### DATA SECTION
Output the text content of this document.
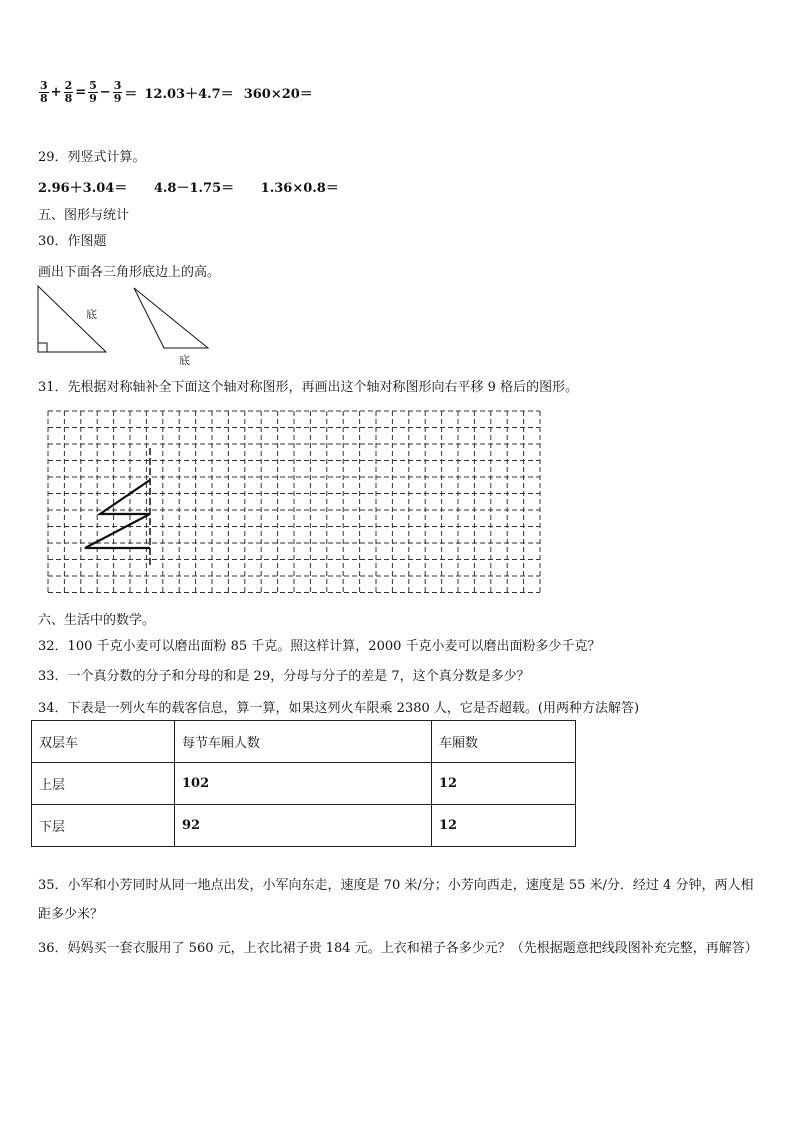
$\frac{3}{8} + \frac{2}{8} = \frac{5}{9} - \frac{3}{9} = 12.03+4.7= 360\times 20=$
29．列竖式计算。
2.96＋3.04＝ 4.8－1.75＝ 1.36×0.8＝
五、图形与统计
30．作图题
画出下面各三角形底边上的高。
底
底
31．先根据对称轴补全下面这个轴对称图形，再画出这个轴对称图形向右平移 9 格后的图形。
六、生活中的数学。
32．100 千克小麦可以磨出面粉 85 千克。照这样计算，2000 千克小麦可以磨出面粉多少千克？
33．一个真分数的分子和分母的和是 29，分母与分子的差是 7，这个真分数是多少？
34．下表是一列火车的载客信息，算一算，如果这列火车限乘 2380 人，它是否超载。(用两种方法解答)
双层车	每节车厢人数	车厢数
上层	102	12
下层	92	12
35．小军和小芳同时从同一地点出发，小军向东走，速度是 70 米/分；小芳向西走，速度是 55 米/分．经过 4 分钟，两人相距多少米？
36．妈妈买一套衣服用了 560 元，上衣比裙子贵 184 元。上衣和裙子各多少元？（先根据题意把线段图补充完整，再解答）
######
* [DIRECTION]
Copy all the entries word for word. Omit any pictures.

* [WRITTEN RESPONSE]
Output the text content of this document.
$\frac{3}{8} + \frac{2}{8} = \frac{5}{9} - \frac{3}{9} = 12.03+4.7= 360\times 20=$
29．列竖式计算。
2.96＋3.04＝ 4.8－1.75＝ 1.36×0.8＝
五、图形与统计
30．作图题
画出下面各三角形底边上的高。
底
底
31．先根据对称轴补全下面这个轴对称图形，再画出这个轴对称图形向右平移 9 格后的图形。
六、生活中的数学。
32．100 千克小麦可以磨出面粉 85 千克。照这样计算，2000 千克小麦可以磨出面粉多少千克？
33．一个真分数的分子和分母的和是 29，分母与分子的差是 7，这个真分数是多少？
34．下表是一列火车的载客信息，算一算，如果这列火车限乘 2380 人，它是否超载。(用两种方法解答)
双层车	每节车厢人数	车厢数
上层	102	12
下层	92	12
35．小军和小芳同时从同一地点出发，小军向东走，速度是 70 米/分；小芳向西走，速度是 55 米/分．经过 4 分钟，两人相距多少米？
36．妈妈买一套衣服用了 560 元，上衣比裙子贵 184 元。上衣和裙子各多少元？（先根据题意把线段图补充完整，再解答）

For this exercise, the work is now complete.